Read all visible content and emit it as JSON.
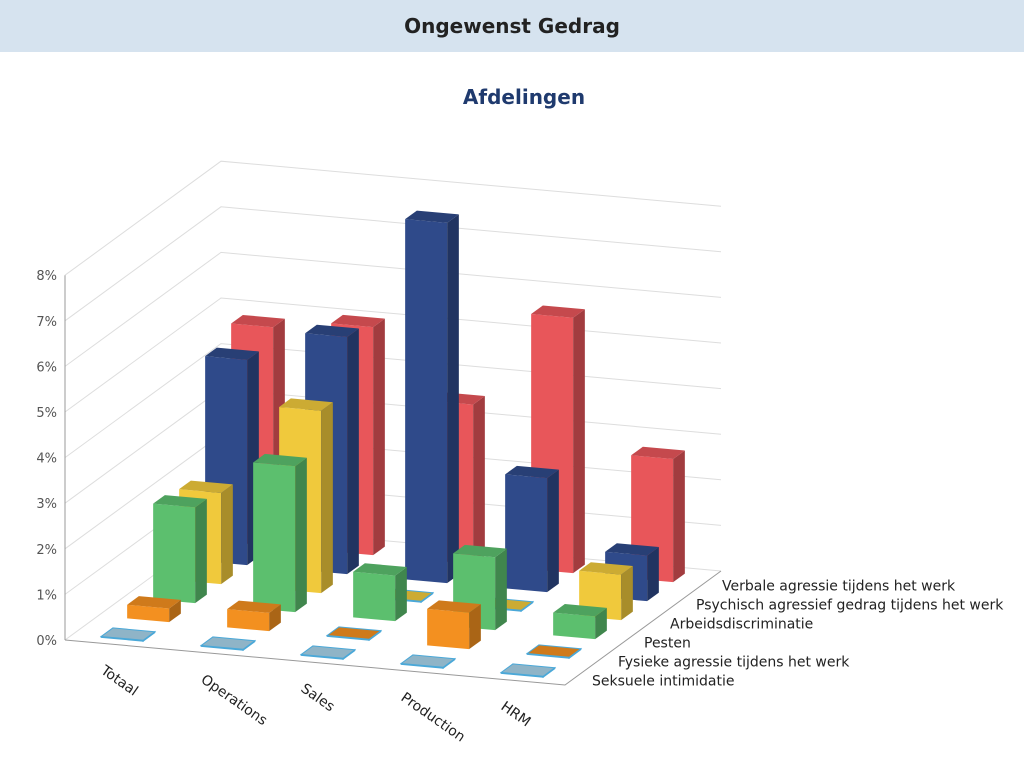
{
  "header": {
    "title": "Ongewenst Gedrag"
  },
  "chart_data": {
    "type": "bar3d",
    "title": "Afdelingen",
    "categories": [
      "Totaal",
      "Operations",
      "Sales",
      "Production",
      "HRM"
    ],
    "ylim": [
      0,
      8
    ],
    "yticks": [
      "0%",
      "1%",
      "2%",
      "3%",
      "4%",
      "5%",
      "6%",
      "7%",
      "8%"
    ],
    "grid": true,
    "series": [
      {
        "name": "Seksuele intimidatie",
        "color": "#a8d4ea",
        "values": [
          0,
          0,
          0,
          0,
          0
        ]
      },
      {
        "name": "Fysieke agressie tijdens het werk",
        "color": "#f39020",
        "values": [
          0.3,
          0.4,
          0,
          0.8,
          0
        ]
      },
      {
        "name": "Pesten",
        "color": "#5cbf6e",
        "values": [
          2.1,
          3.2,
          1.0,
          1.6,
          0.5
        ]
      },
      {
        "name": "Arbeidsdiscriminatie",
        "color": "#f0c93c",
        "values": [
          2.0,
          4.0,
          0,
          0,
          1.0
        ]
      },
      {
        "name": "Psychisch agressief gedrag tijdens het werk",
        "color": "#2f4a8a",
        "values": [
          4.5,
          5.2,
          7.9,
          2.5,
          1.0
        ]
      },
      {
        "name": "Verbale agressie tijdens het werk",
        "color": "#e8565a",
        "values": [
          4.8,
          5.0,
          3.5,
          5.6,
          2.7
        ]
      }
    ]
  }
}
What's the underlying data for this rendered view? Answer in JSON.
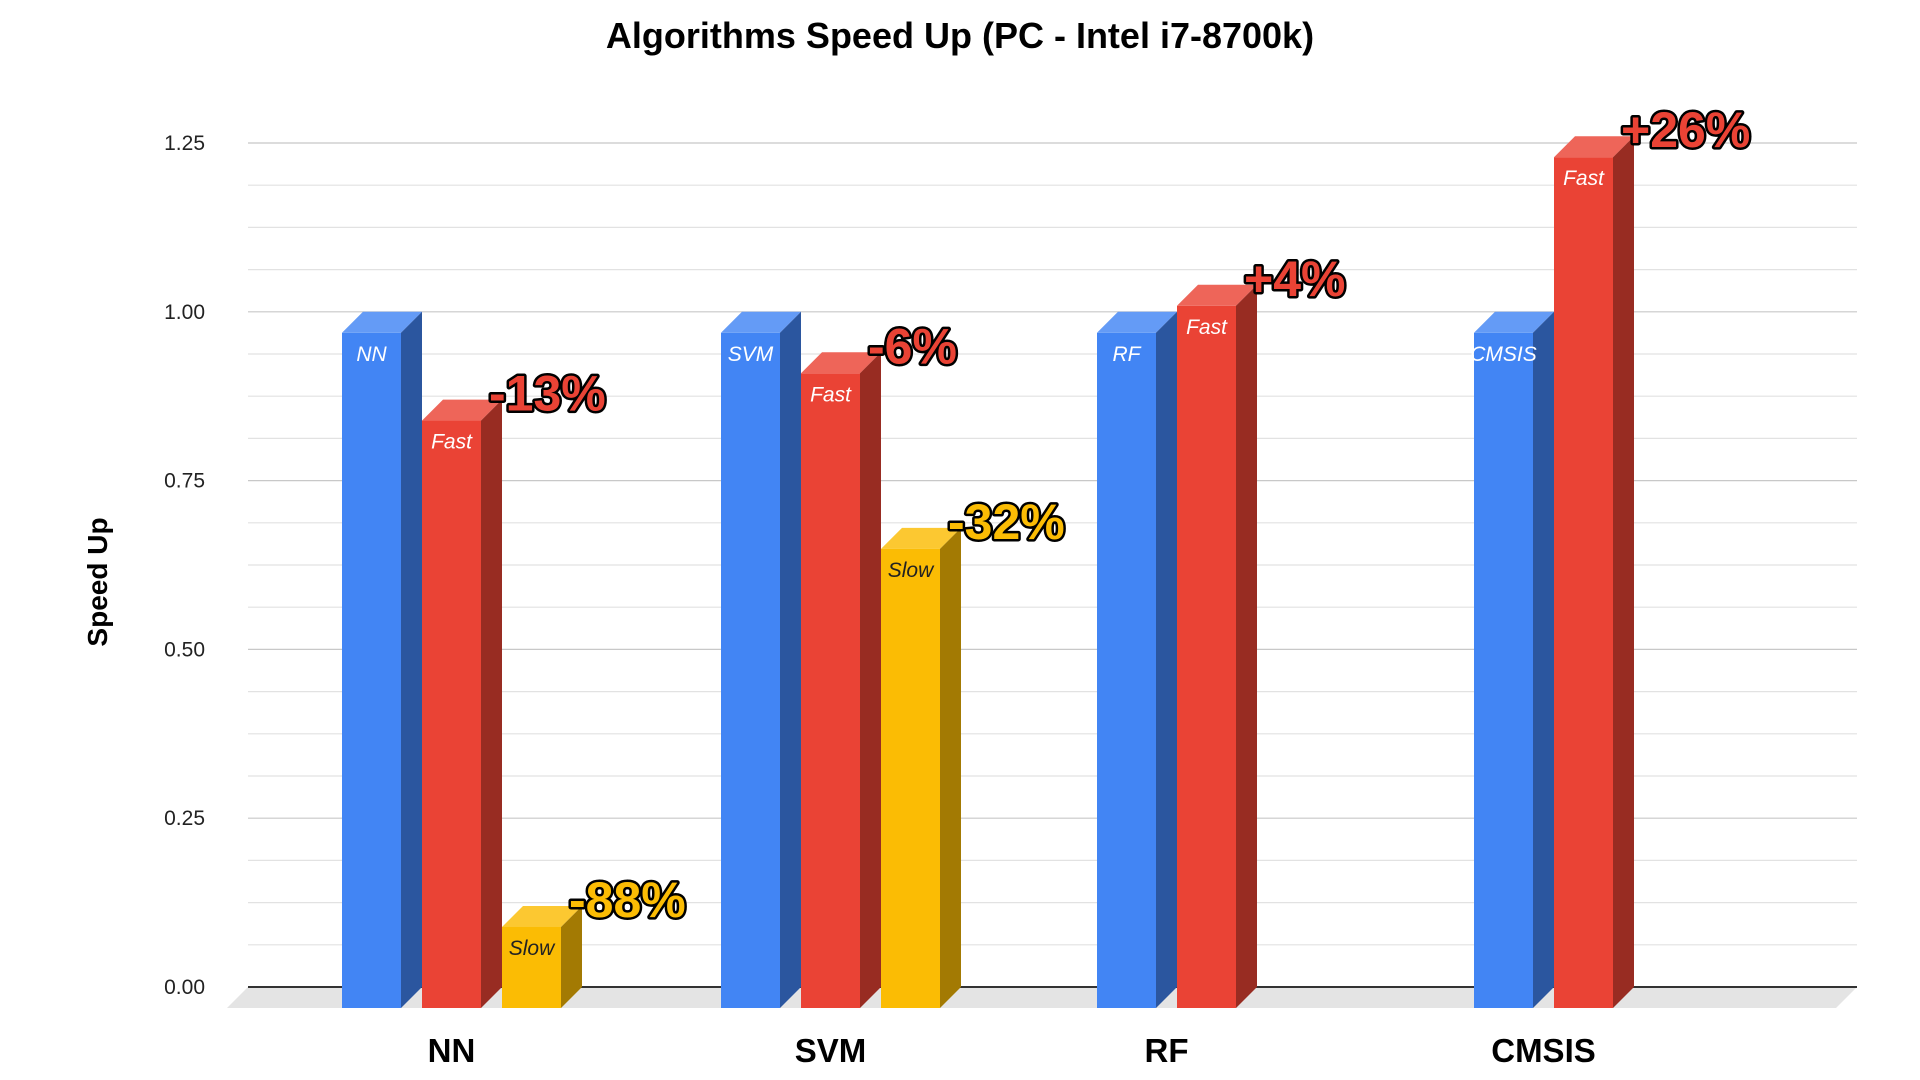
{
  "chart_data": {
    "type": "bar",
    "title": "Algorithms Speed Up (PC - Intel i7-8700k)",
    "ylabel": "Speed Up",
    "xlabel": "",
    "ylim": [
      0,
      1.25
    ],
    "yticks": [
      "0.00",
      "0.25",
      "0.50",
      "0.75",
      "1.00",
      "1.25"
    ],
    "grid": true,
    "categories": [
      "NN",
      "SVM",
      "RF",
      "CMSIS"
    ],
    "colors": {
      "blue": "#4285f4",
      "red": "#ea4335",
      "yellow": "#fbbc04"
    },
    "groups": [
      {
        "category": "NN",
        "bars": [
          {
            "label": "NN",
            "value": 1.0,
            "color": "blue"
          },
          {
            "label": "Fast",
            "value": 0.87,
            "color": "red",
            "annotation": "-13%"
          },
          {
            "label": "Slow",
            "value": 0.12,
            "color": "yellow",
            "annotation": "-88%"
          }
        ]
      },
      {
        "category": "SVM",
        "bars": [
          {
            "label": "SVM",
            "value": 1.0,
            "color": "blue"
          },
          {
            "label": "Fast",
            "value": 0.94,
            "color": "red",
            "annotation": "-6%"
          },
          {
            "label": "Slow",
            "value": 0.68,
            "color": "yellow",
            "annotation": "-32%"
          }
        ]
      },
      {
        "category": "RF",
        "bars": [
          {
            "label": "RF",
            "value": 1.0,
            "color": "blue"
          },
          {
            "label": "Fast",
            "value": 1.04,
            "color": "red",
            "annotation": "+4%"
          }
        ]
      },
      {
        "category": "CMSIS",
        "bars": [
          {
            "label": "CMSIS",
            "value": 1.0,
            "color": "blue"
          },
          {
            "label": "Fast",
            "value": 1.26,
            "color": "red",
            "annotation": "+26%"
          }
        ]
      }
    ]
  }
}
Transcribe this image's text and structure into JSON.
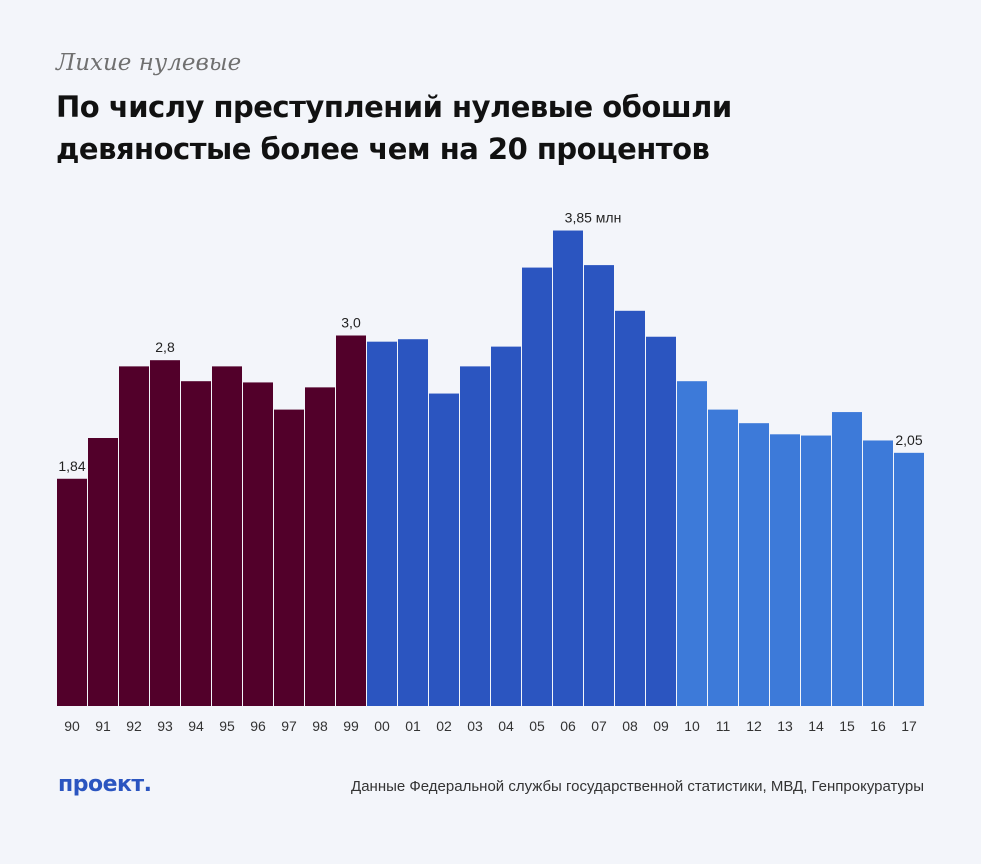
{
  "kicker": "Лихие нулевые",
  "title_line1": "По числу преступлений нулевые обошли",
  "title_line2": "девяностые более чем на 20 процентов",
  "logo": "проект.",
  "source": "Данные Федеральной службы государственной статистики, МВД, Генпрокуратуры",
  "colors": {
    "nineties": "#52002a",
    "two_thousands": "#2b55c0",
    "twenty_tens": "#3d7ad9",
    "background": "#f3f5fa"
  },
  "chart_data": {
    "type": "bar",
    "unit": "млн",
    "categories": [
      "90",
      "91",
      "92",
      "93",
      "94",
      "95",
      "96",
      "97",
      "98",
      "99",
      "00",
      "01",
      "02",
      "03",
      "04",
      "05",
      "06",
      "07",
      "08",
      "09",
      "10",
      "11",
      "12",
      "13",
      "14",
      "15",
      "16",
      "17"
    ],
    "values": [
      1.84,
      2.17,
      2.75,
      2.8,
      2.63,
      2.75,
      2.62,
      2.4,
      2.58,
      3.0,
      2.95,
      2.97,
      2.53,
      2.75,
      2.91,
      3.55,
      3.85,
      3.57,
      3.2,
      2.99,
      2.63,
      2.4,
      2.29,
      2.2,
      2.19,
      2.38,
      2.15,
      2.05
    ],
    "data_labels": [
      {
        "category": "90",
        "text": "1,84"
      },
      {
        "category": "93",
        "text": "2,8"
      },
      {
        "category": "99",
        "text": "3,0"
      },
      {
        "category": "06",
        "text": "3,85 млн"
      },
      {
        "category": "17",
        "text": "2,05"
      }
    ],
    "ylim": [
      0,
      4
    ],
    "grid": false,
    "legend": "none"
  }
}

* [OBJECTIVE] Track down every line of the material containing the string "category", and copy it.

* [WRITTEN REPLY]
        "category": "NN",
        "category": "SVM",
        "category": "RF",
        "category": "CMSIS",
        "category": "90",
        "category": "93",
        "category": "99",
        "category": "06",
        "category": "17",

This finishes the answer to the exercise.